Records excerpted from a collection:
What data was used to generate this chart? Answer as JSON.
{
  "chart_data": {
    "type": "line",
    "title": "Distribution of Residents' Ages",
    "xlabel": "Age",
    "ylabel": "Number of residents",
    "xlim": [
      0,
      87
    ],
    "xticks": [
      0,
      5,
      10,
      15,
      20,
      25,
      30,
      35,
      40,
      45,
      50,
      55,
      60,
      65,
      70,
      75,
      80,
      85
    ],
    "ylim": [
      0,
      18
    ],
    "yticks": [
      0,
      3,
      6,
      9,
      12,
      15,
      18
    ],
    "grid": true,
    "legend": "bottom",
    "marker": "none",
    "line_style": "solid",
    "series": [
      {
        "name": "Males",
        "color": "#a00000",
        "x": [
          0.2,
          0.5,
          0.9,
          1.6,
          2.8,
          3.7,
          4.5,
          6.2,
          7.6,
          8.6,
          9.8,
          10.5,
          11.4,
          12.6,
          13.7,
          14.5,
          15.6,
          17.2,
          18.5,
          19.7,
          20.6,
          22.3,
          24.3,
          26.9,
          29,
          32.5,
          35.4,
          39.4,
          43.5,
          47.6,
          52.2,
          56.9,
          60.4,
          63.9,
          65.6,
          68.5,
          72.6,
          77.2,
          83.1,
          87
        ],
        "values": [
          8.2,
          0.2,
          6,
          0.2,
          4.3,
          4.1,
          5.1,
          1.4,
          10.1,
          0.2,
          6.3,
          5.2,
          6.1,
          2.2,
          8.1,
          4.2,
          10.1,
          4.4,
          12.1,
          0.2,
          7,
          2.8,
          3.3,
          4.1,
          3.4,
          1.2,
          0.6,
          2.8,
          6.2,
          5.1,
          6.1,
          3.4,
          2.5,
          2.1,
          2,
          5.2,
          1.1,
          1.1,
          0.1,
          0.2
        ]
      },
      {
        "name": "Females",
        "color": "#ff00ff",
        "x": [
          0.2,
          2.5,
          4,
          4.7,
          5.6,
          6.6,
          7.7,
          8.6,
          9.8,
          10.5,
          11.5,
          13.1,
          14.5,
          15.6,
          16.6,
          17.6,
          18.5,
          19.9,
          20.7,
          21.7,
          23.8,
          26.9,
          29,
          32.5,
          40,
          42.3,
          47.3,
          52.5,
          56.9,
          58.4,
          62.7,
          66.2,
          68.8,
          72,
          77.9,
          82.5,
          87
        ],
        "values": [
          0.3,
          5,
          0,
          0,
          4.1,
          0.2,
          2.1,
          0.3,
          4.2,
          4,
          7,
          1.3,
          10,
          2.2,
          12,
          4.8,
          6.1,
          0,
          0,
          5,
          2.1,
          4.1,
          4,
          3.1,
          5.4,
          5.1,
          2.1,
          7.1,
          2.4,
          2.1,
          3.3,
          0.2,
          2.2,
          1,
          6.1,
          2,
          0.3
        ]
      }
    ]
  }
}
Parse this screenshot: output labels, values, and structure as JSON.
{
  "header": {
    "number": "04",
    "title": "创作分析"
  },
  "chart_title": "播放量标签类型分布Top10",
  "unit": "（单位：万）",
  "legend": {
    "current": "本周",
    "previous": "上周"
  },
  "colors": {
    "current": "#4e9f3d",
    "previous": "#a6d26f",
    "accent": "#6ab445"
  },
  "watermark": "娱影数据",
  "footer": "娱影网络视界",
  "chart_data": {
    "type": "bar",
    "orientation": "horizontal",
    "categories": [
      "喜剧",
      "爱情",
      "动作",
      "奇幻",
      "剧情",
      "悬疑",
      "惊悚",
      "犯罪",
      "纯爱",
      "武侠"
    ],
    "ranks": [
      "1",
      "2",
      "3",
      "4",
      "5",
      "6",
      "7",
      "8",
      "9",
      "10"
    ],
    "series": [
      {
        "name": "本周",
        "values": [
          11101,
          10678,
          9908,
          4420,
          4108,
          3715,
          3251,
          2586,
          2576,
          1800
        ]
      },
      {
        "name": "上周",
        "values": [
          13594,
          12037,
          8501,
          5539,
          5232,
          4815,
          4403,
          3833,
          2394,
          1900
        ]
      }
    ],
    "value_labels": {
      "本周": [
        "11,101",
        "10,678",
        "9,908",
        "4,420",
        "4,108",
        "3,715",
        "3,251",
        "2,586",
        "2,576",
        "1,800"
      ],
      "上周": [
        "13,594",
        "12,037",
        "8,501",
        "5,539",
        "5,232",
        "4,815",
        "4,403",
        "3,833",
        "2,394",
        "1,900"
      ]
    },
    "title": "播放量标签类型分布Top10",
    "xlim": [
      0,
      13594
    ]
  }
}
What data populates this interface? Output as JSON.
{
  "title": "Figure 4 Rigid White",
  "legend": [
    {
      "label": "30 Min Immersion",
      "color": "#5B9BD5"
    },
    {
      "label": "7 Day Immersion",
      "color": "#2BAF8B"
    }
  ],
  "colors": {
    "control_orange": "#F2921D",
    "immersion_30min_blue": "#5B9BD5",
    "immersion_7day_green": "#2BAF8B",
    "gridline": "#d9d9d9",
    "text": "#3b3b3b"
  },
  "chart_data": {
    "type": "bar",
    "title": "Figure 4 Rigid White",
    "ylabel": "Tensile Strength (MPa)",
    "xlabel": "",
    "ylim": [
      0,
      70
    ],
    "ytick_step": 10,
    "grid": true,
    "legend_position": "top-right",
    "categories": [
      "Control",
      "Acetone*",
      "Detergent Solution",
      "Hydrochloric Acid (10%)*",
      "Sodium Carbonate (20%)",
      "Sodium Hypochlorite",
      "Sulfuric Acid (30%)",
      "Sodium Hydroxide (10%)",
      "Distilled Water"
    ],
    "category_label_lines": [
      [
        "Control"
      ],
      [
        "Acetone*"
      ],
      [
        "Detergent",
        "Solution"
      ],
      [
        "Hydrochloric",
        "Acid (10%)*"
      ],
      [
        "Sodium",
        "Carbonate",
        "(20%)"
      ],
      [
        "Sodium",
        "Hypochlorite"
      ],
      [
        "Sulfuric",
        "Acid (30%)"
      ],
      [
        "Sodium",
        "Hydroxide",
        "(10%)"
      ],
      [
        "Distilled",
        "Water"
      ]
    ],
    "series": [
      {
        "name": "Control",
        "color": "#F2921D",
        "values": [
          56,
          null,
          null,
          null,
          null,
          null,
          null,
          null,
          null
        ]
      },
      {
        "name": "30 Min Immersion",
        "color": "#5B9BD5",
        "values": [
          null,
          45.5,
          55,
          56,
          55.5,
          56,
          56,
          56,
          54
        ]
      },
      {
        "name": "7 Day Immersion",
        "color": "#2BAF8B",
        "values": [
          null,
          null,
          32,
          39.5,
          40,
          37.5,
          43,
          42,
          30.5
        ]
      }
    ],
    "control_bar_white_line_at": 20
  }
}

Given request ▸ Each line of the material above must be retyped precisely.

Task response ▸
What data was used to generate this chart? Answer as JSON.
{
  "chart_data": {
    "type": "line",
    "title": "Distribution of Residents' Ages",
    "xlabel": "Age",
    "ylabel": "Number of residents",
    "xlim": [
      0,
      87
    ],
    "xticks": [
      0,
      5,
      10,
      15,
      20,
      25,
      30,
      35,
      40,
      45,
      50,
      55,
      60,
      65,
      70,
      75,
      80,
      85
    ],
    "ylim": [
      0,
      18
    ],
    "yticks": [
      0,
      3,
      6,
      9,
      12,
      15,
      18
    ],
    "grid": true,
    "legend": "bottom",
    "marker": "none",
    "line_style": "solid",
    "series": [
      {
        "name": "Males",
        "color": "#a00000",
        "x": [
          0.2,
          0.5,
          0.9,
          1.6,
          2.8,
          3.7,
          4.5,
          6.2,
          7.6,
          8.6,
          9.8,
          10.5,
          11.4,
          12.6,
          13.7,
          14.5,
          15.6,
          17.2,
          18.5,
          19.7,
          20.6,
          22.3,
          24.3,
          26.9,
          29,
          32.5,
          35.4,
          39.4,
          43.5,
          47.6,
          52.2,
          56.9,
          60.4,
          63.9,
          65.6,
          68.5,
          72.6,
          77.2,
          83.1,
          87
        ],
        "values": [
          8.2,
          0.2,
          6,
          0.2,
          4.3,
          4.1,
          5.1,
          1.4,
          10.1,
          0.2,
          6.3,
          5.2,
          6.1,
          2.2,
          8.1,
          4.2,
          10.1,
          4.4,
          12.1,
          0.2,
          7,
          2.8,
          3.3,
          4.1,
          3.4,
          1.2,
          0.6,
          2.8,
          6.2,
          5.1,
          6.1,
          3.4,
          2.5,
          2.1,
          2,
          5.2,
          1.1,
          1.1,
          0.1,
          0.2
        ]
      },
      {
        "name": "Females",
        "color": "#ff00ff",
        "x": [
          0.2,
          2.5,
          4,
          4.7,
          5.6,
          6.6,
          7.7,
          8.6,
          9.8,
          10.5,
          11.5,
          13.1,
          14.5,
          15.6,
          16.6,
          17.6,
          18.5,
          19.9,
          20.7,
          21.7,
          23.8,
          26.9,
          29,
          32.5,
          40,
          42.3,
          47.3,
          52.5,
          56.9,
          58.4,
          62.7,
          66.2,
          68.8,
          72,
          77.9,
          82.5,
          87
        ],
        "values": [
          0.3,
          5,
          0,
          0,
          4.1,
          0.2,
          2.1,
          0.3,
          4.2,
          4,
          7,
          1.3,
          10,
          2.2,
          12,
          4.8,
          6.1,
          0,
          0,
          5,
          2.1,
          4.1,
          4,
          3.1,
          5.4,
          5.1,
          2.1,
          7.1,
          2.4,
          2.1,
          3.3,
          0.2,
          2.2,
          1,
          6.1,
          2,
          0.3
        ]
      }
    ]
  }
}
Parse this screenshot: output labels, values, and structure as JSON.
{
  "header": {
    "number": "04",
    "title": "创作分析"
  },
  "chart_title": "播放量标签类型分布Top10",
  "unit": "（单位：万）",
  "legend": {
    "current": "本周",
    "previous": "上周"
  },
  "colors": {
    "current": "#4e9f3d",
    "previous": "#a6d26f",
    "accent": "#6ab445"
  },
  "watermark": "娱影数据",
  "footer": "娱影网络视界",
  "chart_data": {
    "type": "bar",
    "orientation": "horizontal",
    "categories": [
      "喜剧",
      "爱情",
      "动作",
      "奇幻",
      "剧情",
      "悬疑",
      "惊悚",
      "犯罪",
      "纯爱",
      "武侠"
    ],
    "ranks": [
      "1",
      "2",
      "3",
      "4",
      "5",
      "6",
      "7",
      "8",
      "9",
      "10"
    ],
    "series": [
      {
        "name": "本周",
        "values": [
          11101,
          10678,
          9908,
          4420,
          4108,
          3715,
          3251,
          2586,
          2576,
          1800
        ]
      },
      {
        "name": "上周",
        "values": [
          13594,
          12037,
          8501,
          5539,
          5232,
          4815,
          4403,
          3833,
          2394,
          1900
        ]
      }
    ],
    "value_labels": {
      "本周": [
        "11,101",
        "10,678",
        "9,908",
        "4,420",
        "4,108",
        "3,715",
        "3,251",
        "2,586",
        "2,576",
        "1,800"
      ],
      "上周": [
        "13,594",
        "12,037",
        "8,501",
        "5,539",
        "5,232",
        "4,815",
        "4,403",
        "3,833",
        "2,394",
        "1,900"
      ]
    },
    "title": "播放量标签类型分布Top10",
    "xlim": [
      0,
      13594
    ]
  }
}
What data populates this interface? Output as JSON.
{
  "title": "Figure 4 Rigid White",
  "legend": [
    {
      "label": "30 Min Immersion",
      "color": "#5B9BD5"
    },
    {
      "label": "7 Day Immersion",
      "color": "#2BAF8B"
    }
  ],
  "colors": {
    "control_orange": "#F2921D",
    "immersion_30min_blue": "#5B9BD5",
    "immersion_7day_green": "#2BAF8B",
    "gridline": "#d9d9d9",
    "text": "#3b3b3b"
  },
  "chart_data": {
    "type": "bar",
    "title": "Figure 4 Rigid White",
    "ylabel": "Tensile Strength (MPa)",
    "xlabel": "",
    "ylim": [
      0,
      70
    ],
    "ytick_step": 10,
    "grid": true,
    "legend_position": "top-right",
    "categories": [
      "Control",
      "Acetone*",
      "Detergent Solution",
      "Hydrochloric Acid (10%)*",
      "Sodium Carbonate (20%)",
      "Sodium Hypochlorite",
      "Sulfuric Acid (30%)",
      "Sodium Hydroxide (10%)",
      "Distilled Water"
    ],
    "category_label_lines": [
      [
        "Control"
      ],
      [
        "Acetone*"
      ],
      [
        "Detergent",
        "Solution"
      ],
      [
        "Hydrochloric",
        "Acid (10%)*"
      ],
      [
        "Sodium",
        "Carbonate",
        "(20%)"
      ],
      [
        "Sodium",
        "Hypochlorite"
      ],
      [
        "Sulfuric",
        "Acid (30%)"
      ],
      [
        "Sodium",
        "Hydroxide",
        "(10%)"
      ],
      [
        "Distilled",
        "Water"
      ]
    ],
    "series": [
      {
        "name": "Control",
        "color": "#F2921D",
        "values": [
          56,
          null,
          null,
          null,
          null,
          null,
          null,
          null,
          null
        ]
      },
      {
        "name": "30 Min Immersion",
        "color": "#5B9BD5",
        "values": [
          null,
          45.5,
          55,
          56,
          55.5,
          56,
          56,
          56,
          54
        ]
      },
      {
        "name": "7 Day Immersion",
        "color": "#2BAF8B",
        "values": [
          null,
          null,
          32,
          39.5,
          40,
          37.5,
          43,
          42,
          30.5
        ]
      }
    ],
    "control_bar_white_line_at": 20
  }
}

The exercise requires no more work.